▸ Your objective
Each entry below should be written out exactly as it is, with no pictures.

▸ Records for the exercise
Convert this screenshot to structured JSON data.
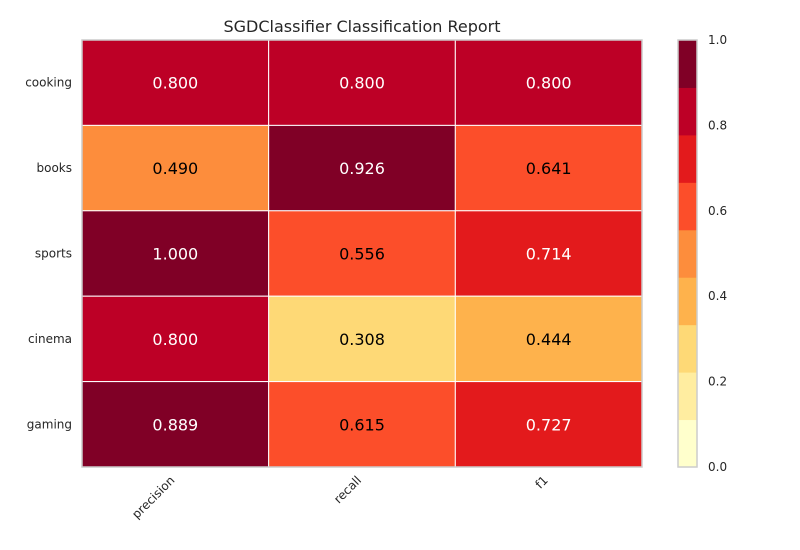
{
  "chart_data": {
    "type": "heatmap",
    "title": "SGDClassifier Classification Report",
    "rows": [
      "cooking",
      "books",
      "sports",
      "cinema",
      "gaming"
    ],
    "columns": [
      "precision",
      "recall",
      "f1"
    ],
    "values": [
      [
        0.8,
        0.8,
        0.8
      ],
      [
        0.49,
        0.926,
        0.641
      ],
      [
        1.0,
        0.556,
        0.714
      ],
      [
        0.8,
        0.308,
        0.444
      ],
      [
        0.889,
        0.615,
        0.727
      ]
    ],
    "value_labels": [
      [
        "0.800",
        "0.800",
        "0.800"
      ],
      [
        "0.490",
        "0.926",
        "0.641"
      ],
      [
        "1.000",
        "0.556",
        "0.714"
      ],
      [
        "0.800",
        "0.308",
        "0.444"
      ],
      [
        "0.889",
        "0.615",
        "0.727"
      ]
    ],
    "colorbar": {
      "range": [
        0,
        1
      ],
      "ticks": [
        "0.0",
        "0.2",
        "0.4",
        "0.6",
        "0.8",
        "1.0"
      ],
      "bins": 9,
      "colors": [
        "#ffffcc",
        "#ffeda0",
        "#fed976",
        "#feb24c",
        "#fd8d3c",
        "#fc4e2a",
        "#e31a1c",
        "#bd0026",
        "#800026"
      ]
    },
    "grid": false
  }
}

▸ Answer below
Convert this screenshot to structured JSON data.
{
  "chart_data": {
    "type": "heatmap",
    "title": "SGDClassifier Classification Report",
    "rows": [
      "cooking",
      "books",
      "sports",
      "cinema",
      "gaming"
    ],
    "columns": [
      "precision",
      "recall",
      "f1"
    ],
    "values": [
      [
        0.8,
        0.8,
        0.8
      ],
      [
        0.49,
        0.926,
        0.641
      ],
      [
        1.0,
        0.556,
        0.714
      ],
      [
        0.8,
        0.308,
        0.444
      ],
      [
        0.889,
        0.615,
        0.727
      ]
    ],
    "value_labels": [
      [
        "0.800",
        "0.800",
        "0.800"
      ],
      [
        "0.490",
        "0.926",
        "0.641"
      ],
      [
        "1.000",
        "0.556",
        "0.714"
      ],
      [
        "0.800",
        "0.308",
        "0.444"
      ],
      [
        "0.889",
        "0.615",
        "0.727"
      ]
    ],
    "colorbar": {
      "range": [
        0,
        1
      ],
      "ticks": [
        "0.0",
        "0.2",
        "0.4",
        "0.6",
        "0.8",
        "1.0"
      ],
      "bins": 9,
      "colors": [
        "#ffffcc",
        "#ffeda0",
        "#fed976",
        "#feb24c",
        "#fd8d3c",
        "#fc4e2a",
        "#e31a1c",
        "#bd0026",
        "#800026"
      ]
    },
    "grid": false
  }
}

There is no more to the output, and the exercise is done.